WHAT YOU ARE ASKED TO DO: Restate each of the lines given below, word for word.
#### DATASET EXTRACT
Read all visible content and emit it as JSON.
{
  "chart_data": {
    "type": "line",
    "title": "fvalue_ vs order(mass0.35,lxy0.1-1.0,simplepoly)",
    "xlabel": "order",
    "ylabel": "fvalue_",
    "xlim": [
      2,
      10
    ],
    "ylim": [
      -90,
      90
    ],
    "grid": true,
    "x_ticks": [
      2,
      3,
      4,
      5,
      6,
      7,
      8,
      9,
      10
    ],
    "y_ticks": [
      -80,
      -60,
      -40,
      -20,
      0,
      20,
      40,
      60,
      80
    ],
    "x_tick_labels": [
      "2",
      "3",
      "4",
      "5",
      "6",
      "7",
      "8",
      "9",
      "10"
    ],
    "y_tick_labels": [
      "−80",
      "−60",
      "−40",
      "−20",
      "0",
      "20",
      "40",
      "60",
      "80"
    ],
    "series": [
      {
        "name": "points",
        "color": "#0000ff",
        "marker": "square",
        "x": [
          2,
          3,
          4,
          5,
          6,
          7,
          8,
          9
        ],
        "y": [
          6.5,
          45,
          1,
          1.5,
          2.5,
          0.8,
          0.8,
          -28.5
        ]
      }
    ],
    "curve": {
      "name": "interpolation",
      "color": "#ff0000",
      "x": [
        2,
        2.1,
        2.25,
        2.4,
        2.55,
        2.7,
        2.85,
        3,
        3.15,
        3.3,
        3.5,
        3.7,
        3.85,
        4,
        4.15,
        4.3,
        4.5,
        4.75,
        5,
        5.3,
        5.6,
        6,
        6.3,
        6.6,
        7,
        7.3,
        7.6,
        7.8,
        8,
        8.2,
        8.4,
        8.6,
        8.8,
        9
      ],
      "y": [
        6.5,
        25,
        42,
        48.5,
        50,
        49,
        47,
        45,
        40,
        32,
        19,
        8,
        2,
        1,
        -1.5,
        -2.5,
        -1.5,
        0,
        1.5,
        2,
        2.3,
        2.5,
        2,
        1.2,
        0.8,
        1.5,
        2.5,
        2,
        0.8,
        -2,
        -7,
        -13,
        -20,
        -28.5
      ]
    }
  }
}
########
WRITTEN RESPONSE:
Read all visible content and emit it as JSON.
{
  "chart_data": {
    "type": "line",
    "title": "fvalue_ vs order(mass0.35,lxy0.1-1.0,simplepoly)",
    "xlabel": "order",
    "ylabel": "fvalue_",
    "xlim": [
      2,
      10
    ],
    "ylim": [
      -90,
      90
    ],
    "grid": true,
    "x_ticks": [
      2,
      3,
      4,
      5,
      6,
      7,
      8,
      9,
      10
    ],
    "y_ticks": [
      -80,
      -60,
      -40,
      -20,
      0,
      20,
      40,
      60,
      80
    ],
    "x_tick_labels": [
      "2",
      "3",
      "4",
      "5",
      "6",
      "7",
      "8",
      "9",
      "10"
    ],
    "y_tick_labels": [
      "−80",
      "−60",
      "−40",
      "−20",
      "0",
      "20",
      "40",
      "60",
      "80"
    ],
    "series": [
      {
        "name": "points",
        "color": "#0000ff",
        "marker": "square",
        "x": [
          2,
          3,
          4,
          5,
          6,
          7,
          8,
          9
        ],
        "y": [
          6.5,
          45,
          1,
          1.5,
          2.5,
          0.8,
          0.8,
          -28.5
        ]
      }
    ],
    "curve": {
      "name": "interpolation",
      "color": "#ff0000",
      "x": [
        2,
        2.1,
        2.25,
        2.4,
        2.55,
        2.7,
        2.85,
        3,
        3.15,
        3.3,
        3.5,
        3.7,
        3.85,
        4,
        4.15,
        4.3,
        4.5,
        4.75,
        5,
        5.3,
        5.6,
        6,
        6.3,
        6.6,
        7,
        7.3,
        7.6,
        7.8,
        8,
        8.2,
        8.4,
        8.6,
        8.8,
        9
      ],
      "y": [
        6.5,
        25,
        42,
        48.5,
        50,
        49,
        47,
        45,
        40,
        32,
        19,
        8,
        2,
        1,
        -1.5,
        -2.5,
        -1.5,
        0,
        1.5,
        2,
        2.3,
        2.5,
        2,
        1.2,
        0.8,
        1.5,
        2.5,
        2,
        0.8,
        -2,
        -7,
        -13,
        -20,
        -28.5
      ]
    }
  }
}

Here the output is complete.